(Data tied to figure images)
===============

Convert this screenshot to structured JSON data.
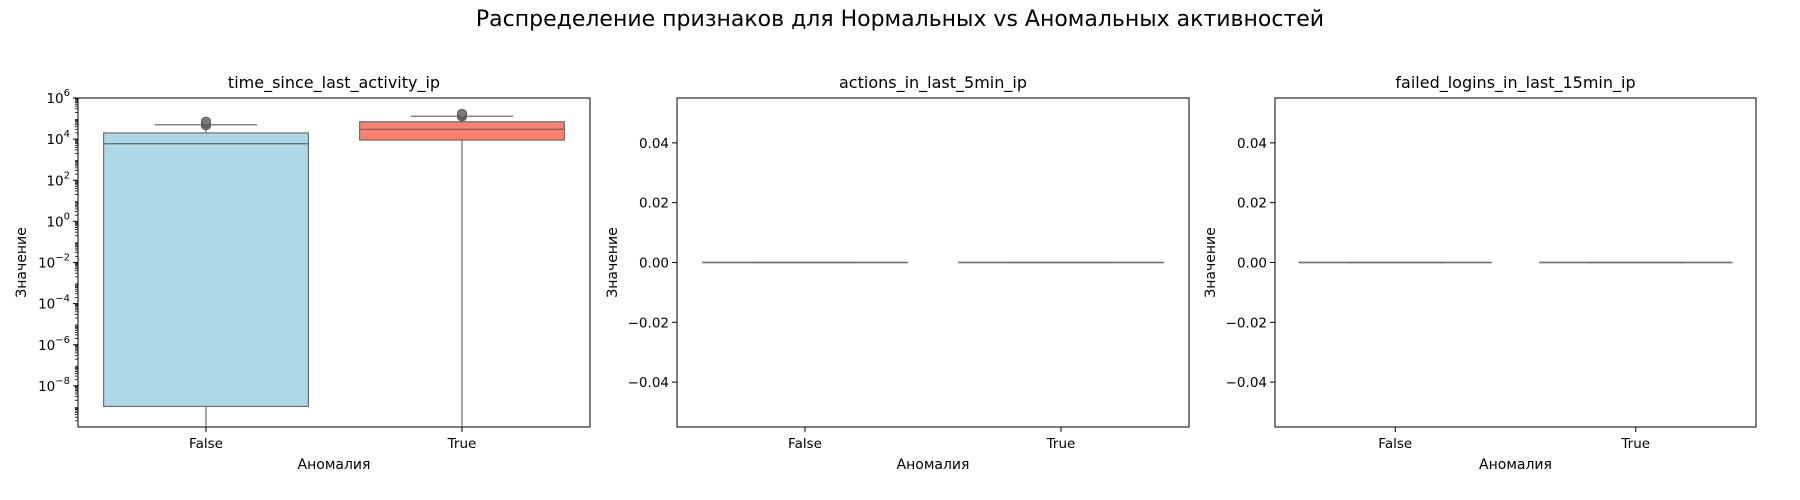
{
  "figure": {
    "title": "Распределение признаков для Нормальных vs Аномальных активностей"
  },
  "chart_data": [
    {
      "type": "box",
      "title": "time_since_last_activity_ip",
      "xlabel": "Аномалия",
      "ylabel": "Значение",
      "yscale": "log",
      "ylim": [
        1e-10,
        1000000.0
      ],
      "categories": [
        "False",
        "True"
      ],
      "yticks": [
        {
          "base": "10",
          "exp": "−8",
          "value": 1e-08
        },
        {
          "base": "10",
          "exp": "−6",
          "value": 1e-06
        },
        {
          "base": "10",
          "exp": "−4",
          "value": 0.0001
        },
        {
          "base": "10",
          "exp": "−2",
          "value": 0.01
        },
        {
          "base": "10",
          "exp": "0",
          "value": 1
        },
        {
          "base": "10",
          "exp": "2",
          "value": 100
        },
        {
          "base": "10",
          "exp": "4",
          "value": 10000
        },
        {
          "base": "10",
          "exp": "6",
          "value": 1000000
        }
      ],
      "boxes": [
        {
          "category": "False",
          "color": "#add8e6",
          "whisker_low": 1e-10,
          "q1": 1e-09,
          "median": 6000,
          "q3": 20000,
          "whisker_high": 50000,
          "outliers": [
            45000,
            55000,
            65000,
            75000
          ]
        },
        {
          "category": "True",
          "color": "#fa8072",
          "whisker_low": 1e-10,
          "q1": 9000,
          "median": 30000,
          "q3": 70000,
          "whisker_high": 130000,
          "outliers": [
            120000,
            140000,
            160000,
            180000
          ]
        }
      ],
      "grid": false
    },
    {
      "type": "box",
      "title": "actions_in_last_5min_ip",
      "xlabel": "Аномалия",
      "ylabel": "Значение",
      "yscale": "linear",
      "ylim": [
        -0.055,
        0.055
      ],
      "categories": [
        "False",
        "True"
      ],
      "yticks": [
        {
          "label": "−0.04",
          "value": -0.04
        },
        {
          "label": "−0.02",
          "value": -0.02
        },
        {
          "label": "0.00",
          "value": 0
        },
        {
          "label": "0.02",
          "value": 0.02
        },
        {
          "label": "0.04",
          "value": 0.04
        }
      ],
      "boxes": [
        {
          "category": "False",
          "color": "#add8e6",
          "whisker_low": 0,
          "q1": 0,
          "median": 0,
          "q3": 0,
          "whisker_high": 0,
          "outliers": []
        },
        {
          "category": "True",
          "color": "#fa8072",
          "whisker_low": 0,
          "q1": 0,
          "median": 0,
          "q3": 0,
          "whisker_high": 0,
          "outliers": []
        }
      ],
      "grid": false
    },
    {
      "type": "box",
      "title": "failed_logins_in_last_15min_ip",
      "xlabel": "Аномалия",
      "ylabel": "Значение",
      "yscale": "linear",
      "ylim": [
        -0.055,
        0.055
      ],
      "categories": [
        "False",
        "True"
      ],
      "yticks": [
        {
          "label": "−0.04",
          "value": -0.04
        },
        {
          "label": "−0.02",
          "value": -0.02
        },
        {
          "label": "0.00",
          "value": 0
        },
        {
          "label": "0.02",
          "value": 0.02
        },
        {
          "label": "0.04",
          "value": 0.04
        }
      ],
      "boxes": [
        {
          "category": "False",
          "color": "#add8e6",
          "whisker_low": 0,
          "q1": 0,
          "median": 0,
          "q3": 0,
          "whisker_high": 0,
          "outliers": []
        },
        {
          "category": "True",
          "color": "#fa8072",
          "whisker_low": 0,
          "q1": 0,
          "median": 0,
          "q3": 0,
          "whisker_high": 0,
          "outliers": []
        }
      ],
      "grid": false
    }
  ]
}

===============

**Task statement:** Copy each line holding the word "title" from the listing above.

**The solution:**
    "title": "Распределение признаков для Нормальных vs Аномальных активностей"
      "title": "time_since_last_activity_ip",
      "title": "actions_in_last_5min_ip",
      "title": "failed_logins_in_last_15min_ip",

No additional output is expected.